> REQUIREMENT:
Quote the listing below in its entirety.

> DATA SECTION:
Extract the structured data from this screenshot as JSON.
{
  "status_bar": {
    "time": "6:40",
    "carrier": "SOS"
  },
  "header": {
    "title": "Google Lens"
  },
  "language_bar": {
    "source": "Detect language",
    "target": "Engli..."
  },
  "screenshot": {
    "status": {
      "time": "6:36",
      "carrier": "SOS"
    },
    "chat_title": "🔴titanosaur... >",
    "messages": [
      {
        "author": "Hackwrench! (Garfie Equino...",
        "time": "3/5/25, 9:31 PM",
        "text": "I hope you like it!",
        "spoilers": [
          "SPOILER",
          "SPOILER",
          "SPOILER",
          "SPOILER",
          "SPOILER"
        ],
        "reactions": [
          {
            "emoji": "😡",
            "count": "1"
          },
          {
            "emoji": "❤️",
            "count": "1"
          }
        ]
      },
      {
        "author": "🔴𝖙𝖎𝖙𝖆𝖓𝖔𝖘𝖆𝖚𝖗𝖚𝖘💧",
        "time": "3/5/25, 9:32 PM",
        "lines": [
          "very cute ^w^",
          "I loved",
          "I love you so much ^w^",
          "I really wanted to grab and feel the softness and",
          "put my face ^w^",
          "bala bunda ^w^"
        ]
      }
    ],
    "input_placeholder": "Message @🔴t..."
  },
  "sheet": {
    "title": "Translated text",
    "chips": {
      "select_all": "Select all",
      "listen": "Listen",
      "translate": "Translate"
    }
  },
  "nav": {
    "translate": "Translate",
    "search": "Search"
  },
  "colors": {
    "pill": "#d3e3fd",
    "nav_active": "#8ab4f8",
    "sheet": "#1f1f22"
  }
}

> FINISHED ANSWER:
Extract the structured data from this screenshot as JSON.
{
  "status_bar": {
    "time": "6:40",
    "carrier": "SOS"
  },
  "header": {
    "title": "Google Lens"
  },
  "language_bar": {
    "source": "Detect language",
    "target": "Engli..."
  },
  "screenshot": {
    "status": {
      "time": "6:36",
      "carrier": "SOS"
    },
    "chat_title": "🔴titanosaur... >",
    "messages": [
      {
        "author": "Hackwrench! (Garfie Equino...",
        "time": "3/5/25, 9:31 PM",
        "text": "I hope you like it!",
        "spoilers": [
          "SPOILER",
          "SPOILER",
          "SPOILER",
          "SPOILER",
          "SPOILER"
        ],
        "reactions": [
          {
            "emoji": "😡",
            "count": "1"
          },
          {
            "emoji": "❤️",
            "count": "1"
          }
        ]
      },
      {
        "author": "🔴𝖙𝖎𝖙𝖆𝖓𝖔𝖘𝖆𝖚𝖗𝖚𝖘💧",
        "time": "3/5/25, 9:32 PM",
        "lines": [
          "very cute ^w^",
          "I loved",
          "I love you so much ^w^",
          "I really wanted to grab and feel the softness and",
          "put my face ^w^",
          "bala bunda ^w^"
        ]
      }
    ],
    "input_placeholder": "Message @🔴t..."
  },
  "sheet": {
    "title": "Translated text",
    "chips": {
      "select_all": "Select all",
      "listen": "Listen",
      "translate": "Translate"
    }
  },
  "nav": {
    "translate": "Translate",
    "search": "Search"
  },
  "colors": {
    "pill": "#d3e3fd",
    "nav_active": "#8ab4f8",
    "sheet": "#1f1f22"
  }
}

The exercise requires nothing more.